Collected data entries
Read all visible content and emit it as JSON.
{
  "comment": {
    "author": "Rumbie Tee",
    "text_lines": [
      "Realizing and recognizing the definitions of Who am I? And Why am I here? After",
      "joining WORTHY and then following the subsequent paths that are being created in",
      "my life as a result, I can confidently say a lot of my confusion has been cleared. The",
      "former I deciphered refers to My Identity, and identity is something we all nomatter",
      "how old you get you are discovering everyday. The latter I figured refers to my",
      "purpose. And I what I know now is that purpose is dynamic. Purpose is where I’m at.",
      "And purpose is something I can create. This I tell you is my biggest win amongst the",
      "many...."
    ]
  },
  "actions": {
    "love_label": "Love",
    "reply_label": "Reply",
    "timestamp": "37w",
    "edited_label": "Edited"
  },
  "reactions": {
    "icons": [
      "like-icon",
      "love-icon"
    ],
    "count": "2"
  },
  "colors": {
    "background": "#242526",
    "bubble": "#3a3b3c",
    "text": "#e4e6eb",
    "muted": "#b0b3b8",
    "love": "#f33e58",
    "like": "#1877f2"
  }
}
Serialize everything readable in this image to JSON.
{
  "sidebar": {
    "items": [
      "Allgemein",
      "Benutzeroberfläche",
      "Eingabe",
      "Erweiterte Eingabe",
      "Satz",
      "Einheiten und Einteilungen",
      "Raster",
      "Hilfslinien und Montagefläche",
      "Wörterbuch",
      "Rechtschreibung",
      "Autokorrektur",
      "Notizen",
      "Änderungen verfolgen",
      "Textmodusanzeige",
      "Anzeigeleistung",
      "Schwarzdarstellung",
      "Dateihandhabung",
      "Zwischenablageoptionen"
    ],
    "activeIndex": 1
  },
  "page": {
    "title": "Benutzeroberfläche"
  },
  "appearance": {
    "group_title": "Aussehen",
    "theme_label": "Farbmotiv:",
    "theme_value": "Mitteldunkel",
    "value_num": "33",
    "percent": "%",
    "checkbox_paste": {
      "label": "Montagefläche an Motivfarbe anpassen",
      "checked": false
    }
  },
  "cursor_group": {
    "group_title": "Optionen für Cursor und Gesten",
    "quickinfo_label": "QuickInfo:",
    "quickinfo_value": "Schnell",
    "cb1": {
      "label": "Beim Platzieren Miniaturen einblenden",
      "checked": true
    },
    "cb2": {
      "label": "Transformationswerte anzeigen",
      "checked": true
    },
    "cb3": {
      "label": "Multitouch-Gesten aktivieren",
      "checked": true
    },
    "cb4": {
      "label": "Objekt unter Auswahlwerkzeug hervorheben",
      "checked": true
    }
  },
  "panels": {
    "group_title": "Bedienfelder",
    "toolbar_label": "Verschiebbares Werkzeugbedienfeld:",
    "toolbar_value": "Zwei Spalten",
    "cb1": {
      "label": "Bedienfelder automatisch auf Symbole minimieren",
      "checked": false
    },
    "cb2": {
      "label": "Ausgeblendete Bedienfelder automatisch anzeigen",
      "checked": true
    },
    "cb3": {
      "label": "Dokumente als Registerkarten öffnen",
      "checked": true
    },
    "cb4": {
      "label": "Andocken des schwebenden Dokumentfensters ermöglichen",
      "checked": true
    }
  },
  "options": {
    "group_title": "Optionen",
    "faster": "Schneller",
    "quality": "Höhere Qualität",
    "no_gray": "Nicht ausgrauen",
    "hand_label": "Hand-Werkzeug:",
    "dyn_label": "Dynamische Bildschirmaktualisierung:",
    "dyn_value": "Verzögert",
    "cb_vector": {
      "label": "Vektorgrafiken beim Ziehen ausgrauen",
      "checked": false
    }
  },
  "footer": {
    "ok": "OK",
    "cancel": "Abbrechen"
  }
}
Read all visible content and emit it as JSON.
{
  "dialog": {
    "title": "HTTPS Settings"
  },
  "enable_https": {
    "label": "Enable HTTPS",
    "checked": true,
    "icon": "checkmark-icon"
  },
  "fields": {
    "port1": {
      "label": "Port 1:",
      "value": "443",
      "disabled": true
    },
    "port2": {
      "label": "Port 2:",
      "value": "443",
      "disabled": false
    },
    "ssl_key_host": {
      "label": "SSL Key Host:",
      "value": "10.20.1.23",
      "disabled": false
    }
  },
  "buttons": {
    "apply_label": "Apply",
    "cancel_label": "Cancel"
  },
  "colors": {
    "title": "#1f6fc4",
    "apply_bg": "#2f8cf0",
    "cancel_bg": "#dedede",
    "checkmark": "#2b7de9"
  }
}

Set exercise
The listing above should be transcribed in full, exactly as written.

Task answer
Read all visible content and emit it as JSON.
{
  "comment": {
    "author": "Rumbie Tee",
    "text_lines": [
      "Realizing and recognizing the definitions of Who am I? And Why am I here? After",
      "joining WORTHY and then following the subsequent paths that are being created in",
      "my life as a result, I can confidently say a lot of my confusion has been cleared. The",
      "former I deciphered refers to My Identity, and identity is something we all nomatter",
      "how old you get you are discovering everyday. The latter I figured refers to my",
      "purpose. And I what I know now is that purpose is dynamic. Purpose is where I’m at.",
      "And purpose is something I can create. This I tell you is my biggest win amongst the",
      "many...."
    ]
  },
  "actions": {
    "love_label": "Love",
    "reply_label": "Reply",
    "timestamp": "37w",
    "edited_label": "Edited"
  },
  "reactions": {
    "icons": [
      "like-icon",
      "love-icon"
    ],
    "count": "2"
  },
  "colors": {
    "background": "#242526",
    "bubble": "#3a3b3c",
    "text": "#e4e6eb",
    "muted": "#b0b3b8",
    "love": "#f33e58",
    "like": "#1877f2"
  }
}
Serialize everything readable in this image to JSON.
{
  "sidebar": {
    "items": [
      "Allgemein",
      "Benutzeroberfläche",
      "Eingabe",
      "Erweiterte Eingabe",
      "Satz",
      "Einheiten und Einteilungen",
      "Raster",
      "Hilfslinien und Montagefläche",
      "Wörterbuch",
      "Rechtschreibung",
      "Autokorrektur",
      "Notizen",
      "Änderungen verfolgen",
      "Textmodusanzeige",
      "Anzeigeleistung",
      "Schwarzdarstellung",
      "Dateihandhabung",
      "Zwischenablageoptionen"
    ],
    "activeIndex": 1
  },
  "page": {
    "title": "Benutzeroberfläche"
  },
  "appearance": {
    "group_title": "Aussehen",
    "theme_label": "Farbmotiv:",
    "theme_value": "Mitteldunkel",
    "value_num": "33",
    "percent": "%",
    "checkbox_paste": {
      "label": "Montagefläche an Motivfarbe anpassen",
      "checked": false
    }
  },
  "cursor_group": {
    "group_title": "Optionen für Cursor und Gesten",
    "quickinfo_label": "QuickInfo:",
    "quickinfo_value": "Schnell",
    "cb1": {
      "label": "Beim Platzieren Miniaturen einblenden",
      "checked": true
    },
    "cb2": {
      "label": "Transformationswerte anzeigen",
      "checked": true
    },
    "cb3": {
      "label": "Multitouch-Gesten aktivieren",
      "checked": true
    },
    "cb4": {
      "label": "Objekt unter Auswahlwerkzeug hervorheben",
      "checked": true
    }
  },
  "panels": {
    "group_title": "Bedienfelder",
    "toolbar_label": "Verschiebbares Werkzeugbedienfeld:",
    "toolbar_value": "Zwei Spalten",
    "cb1": {
      "label": "Bedienfelder automatisch auf Symbole minimieren",
      "checked": false
    },
    "cb2": {
      "label": "Ausgeblendete Bedienfelder automatisch anzeigen",
      "checked": true
    },
    "cb3": {
      "label": "Dokumente als Registerkarten öffnen",
      "checked": true
    },
    "cb4": {
      "label": "Andocken des schwebenden Dokumentfensters ermöglichen",
      "checked": true
    }
  },
  "options": {
    "group_title": "Optionen",
    "faster": "Schneller",
    "quality": "Höhere Qualität",
    "no_gray": "Nicht ausgrauen",
    "hand_label": "Hand-Werkzeug:",
    "dyn_label": "Dynamische Bildschirmaktualisierung:",
    "dyn_value": "Verzögert",
    "cb_vector": {
      "label": "Vektorgrafiken beim Ziehen ausgrauen",
      "checked": false
    }
  },
  "footer": {
    "ok": "OK",
    "cancel": "Abbrechen"
  }
}
Read all visible content and emit it as JSON.
{
  "dialog": {
    "title": "HTTPS Settings"
  },
  "enable_https": {
    "label": "Enable HTTPS",
    "checked": true,
    "icon": "checkmark-icon"
  },
  "fields": {
    "port1": {
      "label": "Port 1:",
      "value": "443",
      "disabled": true
    },
    "port2": {
      "label": "Port 2:",
      "value": "443",
      "disabled": false
    },
    "ssl_key_host": {
      "label": "SSL Key Host:",
      "value": "10.20.1.23",
      "disabled": false
    }
  },
  "buttons": {
    "apply_label": "Apply",
    "cancel_label": "Cancel"
  },
  "colors": {
    "title": "#1f6fc4",
    "apply_bg": "#2f8cf0",
    "cancel_bg": "#dedede",
    "checkmark": "#2b7de9"
  }
}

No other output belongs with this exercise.